What is needed - Scan the lines and state how many carry "sale". Leave out everything but the number.

Material for the task -
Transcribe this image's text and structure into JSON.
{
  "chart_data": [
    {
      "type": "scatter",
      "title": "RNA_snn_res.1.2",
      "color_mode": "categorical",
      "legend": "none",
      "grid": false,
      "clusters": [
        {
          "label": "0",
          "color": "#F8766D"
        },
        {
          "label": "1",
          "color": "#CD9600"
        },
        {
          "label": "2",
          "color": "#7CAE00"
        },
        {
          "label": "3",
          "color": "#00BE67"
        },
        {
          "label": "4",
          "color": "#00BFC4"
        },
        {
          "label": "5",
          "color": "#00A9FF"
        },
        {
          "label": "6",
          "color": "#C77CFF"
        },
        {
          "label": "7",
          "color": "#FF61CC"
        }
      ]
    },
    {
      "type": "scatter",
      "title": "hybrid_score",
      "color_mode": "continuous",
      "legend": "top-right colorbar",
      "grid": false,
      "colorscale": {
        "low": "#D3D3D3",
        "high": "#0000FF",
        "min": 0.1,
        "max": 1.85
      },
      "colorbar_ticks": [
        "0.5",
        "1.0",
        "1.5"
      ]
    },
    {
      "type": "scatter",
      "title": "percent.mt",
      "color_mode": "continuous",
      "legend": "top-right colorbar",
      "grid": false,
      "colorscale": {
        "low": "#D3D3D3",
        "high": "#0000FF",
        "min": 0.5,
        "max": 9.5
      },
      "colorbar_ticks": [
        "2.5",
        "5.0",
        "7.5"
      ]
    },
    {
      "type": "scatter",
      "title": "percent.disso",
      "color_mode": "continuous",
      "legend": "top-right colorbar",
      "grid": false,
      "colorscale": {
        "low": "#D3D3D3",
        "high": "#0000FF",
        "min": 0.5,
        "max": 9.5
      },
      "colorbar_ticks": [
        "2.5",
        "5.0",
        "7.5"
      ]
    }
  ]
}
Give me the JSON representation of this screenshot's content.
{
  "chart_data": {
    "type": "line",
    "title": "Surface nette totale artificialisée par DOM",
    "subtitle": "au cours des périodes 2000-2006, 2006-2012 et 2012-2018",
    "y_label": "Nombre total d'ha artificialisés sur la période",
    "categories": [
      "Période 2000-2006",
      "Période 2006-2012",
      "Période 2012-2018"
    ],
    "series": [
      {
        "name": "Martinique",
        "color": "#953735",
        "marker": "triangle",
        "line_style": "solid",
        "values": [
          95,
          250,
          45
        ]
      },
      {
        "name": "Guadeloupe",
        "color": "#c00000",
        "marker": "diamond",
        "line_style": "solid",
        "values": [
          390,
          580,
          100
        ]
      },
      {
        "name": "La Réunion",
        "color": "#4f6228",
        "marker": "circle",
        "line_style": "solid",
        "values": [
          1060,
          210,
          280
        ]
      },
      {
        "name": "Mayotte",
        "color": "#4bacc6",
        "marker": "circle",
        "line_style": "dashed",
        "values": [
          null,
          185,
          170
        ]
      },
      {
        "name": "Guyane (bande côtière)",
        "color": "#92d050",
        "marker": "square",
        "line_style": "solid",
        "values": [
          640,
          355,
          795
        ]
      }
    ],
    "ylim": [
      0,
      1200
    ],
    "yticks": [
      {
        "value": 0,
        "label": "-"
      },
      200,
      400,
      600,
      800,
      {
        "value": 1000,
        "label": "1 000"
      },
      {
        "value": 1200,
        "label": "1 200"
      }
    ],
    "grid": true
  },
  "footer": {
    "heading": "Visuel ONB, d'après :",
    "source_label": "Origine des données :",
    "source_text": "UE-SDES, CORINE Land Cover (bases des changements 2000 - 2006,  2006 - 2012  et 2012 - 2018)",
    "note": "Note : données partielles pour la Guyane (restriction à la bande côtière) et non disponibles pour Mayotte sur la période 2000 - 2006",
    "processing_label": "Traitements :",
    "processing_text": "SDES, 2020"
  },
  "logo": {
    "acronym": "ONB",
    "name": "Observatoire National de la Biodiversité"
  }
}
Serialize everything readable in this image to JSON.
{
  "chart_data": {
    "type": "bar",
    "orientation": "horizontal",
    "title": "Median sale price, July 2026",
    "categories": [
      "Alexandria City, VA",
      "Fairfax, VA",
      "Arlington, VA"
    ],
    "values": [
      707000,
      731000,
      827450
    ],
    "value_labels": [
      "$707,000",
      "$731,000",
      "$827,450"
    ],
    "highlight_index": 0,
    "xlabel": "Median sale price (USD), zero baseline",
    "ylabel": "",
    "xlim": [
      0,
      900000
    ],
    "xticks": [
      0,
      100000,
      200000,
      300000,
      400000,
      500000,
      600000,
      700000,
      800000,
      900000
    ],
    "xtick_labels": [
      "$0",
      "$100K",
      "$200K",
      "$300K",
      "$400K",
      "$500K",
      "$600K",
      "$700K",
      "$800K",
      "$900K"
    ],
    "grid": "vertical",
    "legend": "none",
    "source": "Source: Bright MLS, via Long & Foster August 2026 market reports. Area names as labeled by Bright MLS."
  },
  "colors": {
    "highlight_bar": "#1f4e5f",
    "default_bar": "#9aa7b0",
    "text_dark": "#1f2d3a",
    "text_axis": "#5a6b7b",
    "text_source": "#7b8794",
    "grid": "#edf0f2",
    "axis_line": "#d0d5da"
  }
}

Answer to the exercise - 2